## Problem to solve
Make an exact copy of the lines, leaving the pictures out.

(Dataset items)
+++++
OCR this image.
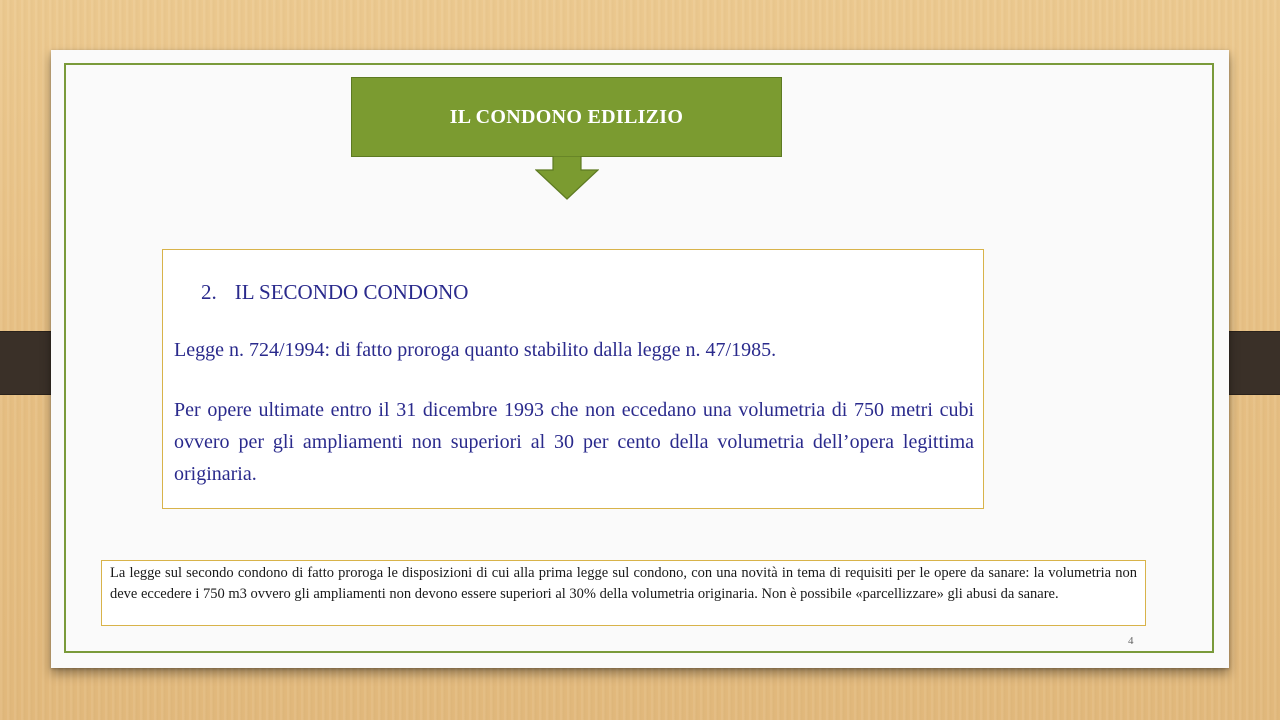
IL CONDONO EDILIZIO
2. IL SECONDO CONDONO
Legge n. 724/1994: di fatto proroga quanto stabilito dalla legge n. 47/1985.
Per opere ultimate entro il 31 dicembre 1993 che non eccedano una volumetria di 750 metri cubi ovvero per gli ampliamenti non superiori al 30 per cento della volumetria dell’opera legittima originaria.
La legge sul secondo condono di fatto proroga le disposizioni di cui alla prima legge sul condono, con una novità in tema di requisiti per le opere da sanare: la volumetria non deve eccedere i 750 m3 ovvero gli ampliamenti non devono essere superiori al 30% della volumetria originaria. Non è possibile «parcellizzare» gli abusi da sanare.
4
+++++
## Exercise response
OCR this image.
IL CONDONO EDILIZIO
2. IL SECONDO CONDONO
Legge n. 724/1994: di fatto proroga quanto stabilito dalla legge n. 47/1985.
Per opere ultimate entro il 31 dicembre 1993 che non eccedano una volumetria di 750 metri cubi ovvero per gli ampliamenti non superiori al 30 per cento della volumetria dell’opera legittima originaria.
La legge sul secondo condono di fatto proroga le disposizioni di cui alla prima legge sul condono, con una novità in tema di requisiti per le opere da sanare: la volumetria non deve eccedere i 750 m3 ovvero gli ampliamenti non devono essere superiori al 30% della volumetria originaria. Non è possibile «parcellizzare» gli abusi da sanare.
4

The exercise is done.